[Directive]
Locate each line containing the string "Medium" and copy it out.

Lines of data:

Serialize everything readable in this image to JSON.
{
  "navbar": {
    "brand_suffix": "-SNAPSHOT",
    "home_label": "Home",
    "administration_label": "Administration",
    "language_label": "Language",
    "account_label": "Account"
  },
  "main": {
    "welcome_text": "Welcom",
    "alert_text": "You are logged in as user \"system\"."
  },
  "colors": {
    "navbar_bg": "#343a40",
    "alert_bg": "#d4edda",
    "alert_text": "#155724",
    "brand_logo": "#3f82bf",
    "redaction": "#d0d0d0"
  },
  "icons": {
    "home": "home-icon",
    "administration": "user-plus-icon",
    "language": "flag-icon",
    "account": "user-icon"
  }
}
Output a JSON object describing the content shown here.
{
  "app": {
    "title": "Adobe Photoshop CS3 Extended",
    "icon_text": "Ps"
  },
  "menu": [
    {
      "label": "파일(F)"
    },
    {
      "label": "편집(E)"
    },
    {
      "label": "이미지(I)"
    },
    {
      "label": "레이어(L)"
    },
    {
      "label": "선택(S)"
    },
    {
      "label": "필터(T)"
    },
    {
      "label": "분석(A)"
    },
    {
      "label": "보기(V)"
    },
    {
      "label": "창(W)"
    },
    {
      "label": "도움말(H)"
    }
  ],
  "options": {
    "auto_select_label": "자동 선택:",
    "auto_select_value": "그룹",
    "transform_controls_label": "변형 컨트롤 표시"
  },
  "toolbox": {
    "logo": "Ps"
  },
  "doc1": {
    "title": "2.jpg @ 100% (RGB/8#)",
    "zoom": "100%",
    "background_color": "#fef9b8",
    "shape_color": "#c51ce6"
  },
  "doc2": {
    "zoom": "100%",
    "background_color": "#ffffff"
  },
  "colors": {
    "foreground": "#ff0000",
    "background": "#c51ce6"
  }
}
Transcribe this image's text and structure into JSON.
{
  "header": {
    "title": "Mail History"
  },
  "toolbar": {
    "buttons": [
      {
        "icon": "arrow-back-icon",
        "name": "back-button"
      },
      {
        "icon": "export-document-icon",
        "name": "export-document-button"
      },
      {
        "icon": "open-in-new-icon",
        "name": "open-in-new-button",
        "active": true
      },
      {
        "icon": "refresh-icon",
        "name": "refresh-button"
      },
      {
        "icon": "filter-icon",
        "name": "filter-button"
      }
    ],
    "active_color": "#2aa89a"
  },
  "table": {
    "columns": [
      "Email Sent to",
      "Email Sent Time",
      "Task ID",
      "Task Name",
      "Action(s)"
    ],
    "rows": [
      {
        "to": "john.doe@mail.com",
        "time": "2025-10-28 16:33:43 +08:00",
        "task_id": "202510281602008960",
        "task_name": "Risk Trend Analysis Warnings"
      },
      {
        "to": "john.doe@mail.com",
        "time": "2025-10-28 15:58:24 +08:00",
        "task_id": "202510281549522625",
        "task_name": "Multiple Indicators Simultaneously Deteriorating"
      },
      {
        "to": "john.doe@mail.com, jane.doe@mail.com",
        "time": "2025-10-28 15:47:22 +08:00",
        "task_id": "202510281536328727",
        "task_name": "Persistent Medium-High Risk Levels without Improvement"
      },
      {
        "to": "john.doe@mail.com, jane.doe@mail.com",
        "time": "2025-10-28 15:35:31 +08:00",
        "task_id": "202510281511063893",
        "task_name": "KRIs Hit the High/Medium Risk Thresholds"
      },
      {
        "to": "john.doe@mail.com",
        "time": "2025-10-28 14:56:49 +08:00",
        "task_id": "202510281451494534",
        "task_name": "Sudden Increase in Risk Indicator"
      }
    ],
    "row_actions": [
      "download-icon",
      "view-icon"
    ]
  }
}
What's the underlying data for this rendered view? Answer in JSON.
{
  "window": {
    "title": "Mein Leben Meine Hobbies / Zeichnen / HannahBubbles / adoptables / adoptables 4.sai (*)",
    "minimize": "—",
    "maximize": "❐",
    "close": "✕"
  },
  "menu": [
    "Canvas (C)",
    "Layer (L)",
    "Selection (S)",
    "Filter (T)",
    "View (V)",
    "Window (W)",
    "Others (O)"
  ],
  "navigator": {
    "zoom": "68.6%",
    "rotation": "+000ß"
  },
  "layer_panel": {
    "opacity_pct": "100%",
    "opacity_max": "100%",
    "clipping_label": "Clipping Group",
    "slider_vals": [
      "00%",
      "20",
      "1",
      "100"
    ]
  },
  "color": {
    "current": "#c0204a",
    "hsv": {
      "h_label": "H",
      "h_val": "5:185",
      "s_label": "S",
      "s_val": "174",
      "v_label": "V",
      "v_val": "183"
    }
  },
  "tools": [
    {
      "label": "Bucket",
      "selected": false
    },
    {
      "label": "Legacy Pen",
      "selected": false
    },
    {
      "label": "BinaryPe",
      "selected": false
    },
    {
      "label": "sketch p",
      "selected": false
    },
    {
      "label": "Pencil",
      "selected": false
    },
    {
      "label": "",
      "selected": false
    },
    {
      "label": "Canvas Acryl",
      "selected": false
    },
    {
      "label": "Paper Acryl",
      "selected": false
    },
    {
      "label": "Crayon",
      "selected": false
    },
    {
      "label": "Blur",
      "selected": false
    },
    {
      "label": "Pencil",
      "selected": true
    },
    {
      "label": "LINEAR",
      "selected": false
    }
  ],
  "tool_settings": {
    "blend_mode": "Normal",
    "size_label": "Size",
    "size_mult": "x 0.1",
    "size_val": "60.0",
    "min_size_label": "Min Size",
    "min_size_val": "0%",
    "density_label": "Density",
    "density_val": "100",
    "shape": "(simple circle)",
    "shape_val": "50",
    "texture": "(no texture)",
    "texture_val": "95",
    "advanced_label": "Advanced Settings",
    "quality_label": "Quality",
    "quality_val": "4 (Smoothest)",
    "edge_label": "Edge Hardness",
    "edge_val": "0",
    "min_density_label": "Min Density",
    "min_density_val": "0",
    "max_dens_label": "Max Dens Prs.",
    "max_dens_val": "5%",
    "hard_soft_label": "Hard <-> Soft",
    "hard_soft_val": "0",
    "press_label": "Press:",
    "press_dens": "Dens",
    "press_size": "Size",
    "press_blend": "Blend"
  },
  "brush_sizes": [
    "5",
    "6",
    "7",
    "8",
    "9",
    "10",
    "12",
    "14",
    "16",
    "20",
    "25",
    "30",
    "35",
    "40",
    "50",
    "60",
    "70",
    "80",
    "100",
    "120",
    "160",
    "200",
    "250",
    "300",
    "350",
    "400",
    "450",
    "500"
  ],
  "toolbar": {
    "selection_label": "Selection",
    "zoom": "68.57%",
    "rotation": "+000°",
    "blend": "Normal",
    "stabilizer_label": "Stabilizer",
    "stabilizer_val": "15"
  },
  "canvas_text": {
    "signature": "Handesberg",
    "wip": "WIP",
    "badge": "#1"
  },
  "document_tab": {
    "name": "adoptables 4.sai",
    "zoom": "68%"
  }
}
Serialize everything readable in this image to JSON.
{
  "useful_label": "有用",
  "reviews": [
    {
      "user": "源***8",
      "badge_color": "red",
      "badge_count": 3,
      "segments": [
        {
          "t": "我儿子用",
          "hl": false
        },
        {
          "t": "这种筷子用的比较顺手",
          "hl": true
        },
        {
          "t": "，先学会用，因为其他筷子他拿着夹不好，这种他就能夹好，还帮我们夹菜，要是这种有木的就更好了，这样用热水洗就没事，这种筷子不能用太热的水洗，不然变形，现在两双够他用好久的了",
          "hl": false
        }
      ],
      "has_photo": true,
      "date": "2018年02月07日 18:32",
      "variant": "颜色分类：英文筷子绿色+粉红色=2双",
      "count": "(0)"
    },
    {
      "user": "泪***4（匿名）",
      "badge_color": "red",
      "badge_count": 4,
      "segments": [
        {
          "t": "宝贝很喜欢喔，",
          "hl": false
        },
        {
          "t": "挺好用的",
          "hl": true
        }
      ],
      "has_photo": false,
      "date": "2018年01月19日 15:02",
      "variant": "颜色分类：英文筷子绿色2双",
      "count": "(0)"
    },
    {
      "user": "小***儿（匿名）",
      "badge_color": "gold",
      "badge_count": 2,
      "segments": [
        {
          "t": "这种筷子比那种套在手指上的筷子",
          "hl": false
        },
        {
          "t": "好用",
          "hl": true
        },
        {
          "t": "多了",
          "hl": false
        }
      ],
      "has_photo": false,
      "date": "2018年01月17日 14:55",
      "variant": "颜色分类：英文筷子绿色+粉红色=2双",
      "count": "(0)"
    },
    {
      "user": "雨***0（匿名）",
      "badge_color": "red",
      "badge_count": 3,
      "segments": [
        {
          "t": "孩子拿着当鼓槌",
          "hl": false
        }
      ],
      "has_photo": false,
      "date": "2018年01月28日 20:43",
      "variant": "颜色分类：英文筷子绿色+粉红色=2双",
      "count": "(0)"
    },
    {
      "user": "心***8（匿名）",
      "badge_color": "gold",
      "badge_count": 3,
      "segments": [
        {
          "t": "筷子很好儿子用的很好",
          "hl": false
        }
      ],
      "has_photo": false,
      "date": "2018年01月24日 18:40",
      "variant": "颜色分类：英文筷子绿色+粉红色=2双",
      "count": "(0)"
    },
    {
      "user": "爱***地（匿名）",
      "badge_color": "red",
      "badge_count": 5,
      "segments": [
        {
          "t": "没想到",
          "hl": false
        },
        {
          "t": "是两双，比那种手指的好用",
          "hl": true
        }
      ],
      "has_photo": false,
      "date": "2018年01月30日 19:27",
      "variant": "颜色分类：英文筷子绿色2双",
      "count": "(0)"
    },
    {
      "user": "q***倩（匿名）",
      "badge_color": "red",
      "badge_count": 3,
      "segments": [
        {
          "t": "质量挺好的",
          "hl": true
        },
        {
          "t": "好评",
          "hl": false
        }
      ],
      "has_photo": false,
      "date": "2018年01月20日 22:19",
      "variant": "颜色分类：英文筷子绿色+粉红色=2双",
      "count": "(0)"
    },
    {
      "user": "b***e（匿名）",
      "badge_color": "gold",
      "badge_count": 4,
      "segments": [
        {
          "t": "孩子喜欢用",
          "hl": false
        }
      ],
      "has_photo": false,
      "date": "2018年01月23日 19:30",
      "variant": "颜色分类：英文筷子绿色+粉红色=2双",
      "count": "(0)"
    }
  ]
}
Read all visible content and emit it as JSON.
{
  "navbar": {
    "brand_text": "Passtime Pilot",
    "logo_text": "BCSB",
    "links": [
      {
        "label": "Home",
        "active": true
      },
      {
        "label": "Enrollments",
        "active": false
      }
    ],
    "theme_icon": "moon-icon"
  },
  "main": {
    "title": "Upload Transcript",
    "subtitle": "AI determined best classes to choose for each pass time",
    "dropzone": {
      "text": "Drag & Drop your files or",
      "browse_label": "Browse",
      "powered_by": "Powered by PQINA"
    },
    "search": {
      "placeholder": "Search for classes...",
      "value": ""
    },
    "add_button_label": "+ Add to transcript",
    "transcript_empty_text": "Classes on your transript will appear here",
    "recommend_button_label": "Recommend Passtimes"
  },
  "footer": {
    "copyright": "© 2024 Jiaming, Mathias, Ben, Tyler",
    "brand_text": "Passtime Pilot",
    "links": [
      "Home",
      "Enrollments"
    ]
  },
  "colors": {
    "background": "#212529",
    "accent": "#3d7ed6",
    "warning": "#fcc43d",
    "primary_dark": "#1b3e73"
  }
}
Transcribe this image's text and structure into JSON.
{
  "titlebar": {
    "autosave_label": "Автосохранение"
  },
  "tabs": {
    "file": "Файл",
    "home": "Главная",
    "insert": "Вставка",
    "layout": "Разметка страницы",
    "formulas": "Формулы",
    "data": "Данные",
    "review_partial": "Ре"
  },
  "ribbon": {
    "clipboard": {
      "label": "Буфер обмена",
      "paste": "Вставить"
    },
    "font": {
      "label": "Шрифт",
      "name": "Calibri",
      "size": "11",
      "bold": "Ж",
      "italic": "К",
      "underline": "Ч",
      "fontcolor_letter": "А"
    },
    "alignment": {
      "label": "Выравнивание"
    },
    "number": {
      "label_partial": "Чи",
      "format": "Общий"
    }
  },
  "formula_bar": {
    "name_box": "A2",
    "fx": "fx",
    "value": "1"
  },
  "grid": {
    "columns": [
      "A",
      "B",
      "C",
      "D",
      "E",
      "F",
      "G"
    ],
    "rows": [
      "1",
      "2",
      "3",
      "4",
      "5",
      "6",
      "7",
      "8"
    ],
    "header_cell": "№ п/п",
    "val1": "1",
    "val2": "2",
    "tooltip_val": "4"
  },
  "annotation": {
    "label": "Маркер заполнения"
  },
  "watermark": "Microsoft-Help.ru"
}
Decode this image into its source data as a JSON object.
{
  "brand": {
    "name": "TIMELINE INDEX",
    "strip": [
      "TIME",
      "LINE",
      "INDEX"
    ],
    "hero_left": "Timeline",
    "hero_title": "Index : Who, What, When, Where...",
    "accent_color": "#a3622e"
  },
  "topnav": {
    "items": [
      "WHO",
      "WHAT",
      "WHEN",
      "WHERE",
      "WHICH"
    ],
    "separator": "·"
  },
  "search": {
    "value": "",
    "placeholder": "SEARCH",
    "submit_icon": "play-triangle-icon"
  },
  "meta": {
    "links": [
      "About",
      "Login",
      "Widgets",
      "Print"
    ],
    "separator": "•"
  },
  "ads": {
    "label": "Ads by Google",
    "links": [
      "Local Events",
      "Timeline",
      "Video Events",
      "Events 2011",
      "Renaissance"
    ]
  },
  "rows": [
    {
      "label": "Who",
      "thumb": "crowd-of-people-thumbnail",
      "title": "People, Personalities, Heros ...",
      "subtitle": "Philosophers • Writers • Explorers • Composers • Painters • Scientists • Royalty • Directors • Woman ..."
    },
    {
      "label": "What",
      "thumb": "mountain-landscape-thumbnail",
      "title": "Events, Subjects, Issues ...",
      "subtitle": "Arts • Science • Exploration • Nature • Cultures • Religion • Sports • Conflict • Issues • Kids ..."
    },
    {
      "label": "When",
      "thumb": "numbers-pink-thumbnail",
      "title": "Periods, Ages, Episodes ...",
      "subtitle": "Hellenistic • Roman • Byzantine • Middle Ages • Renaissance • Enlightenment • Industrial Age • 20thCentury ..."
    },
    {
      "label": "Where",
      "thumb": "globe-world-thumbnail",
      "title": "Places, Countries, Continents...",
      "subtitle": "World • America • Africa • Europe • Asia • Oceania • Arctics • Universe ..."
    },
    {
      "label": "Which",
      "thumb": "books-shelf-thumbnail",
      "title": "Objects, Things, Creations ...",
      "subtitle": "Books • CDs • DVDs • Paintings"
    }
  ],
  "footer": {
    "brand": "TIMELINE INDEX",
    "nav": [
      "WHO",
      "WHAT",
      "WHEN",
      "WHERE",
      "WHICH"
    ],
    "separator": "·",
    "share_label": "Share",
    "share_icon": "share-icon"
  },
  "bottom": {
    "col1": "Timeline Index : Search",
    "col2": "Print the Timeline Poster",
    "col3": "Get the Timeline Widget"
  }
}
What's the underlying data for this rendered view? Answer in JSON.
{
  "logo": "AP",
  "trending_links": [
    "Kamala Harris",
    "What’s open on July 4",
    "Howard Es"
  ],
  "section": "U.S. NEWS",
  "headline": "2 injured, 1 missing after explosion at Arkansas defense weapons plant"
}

[Answer in full]
        "task_name": "Persistent Medium-High Risk Levels without Improvement"
        "task_name": "KRIs Hit the High/Medium Risk Thresholds"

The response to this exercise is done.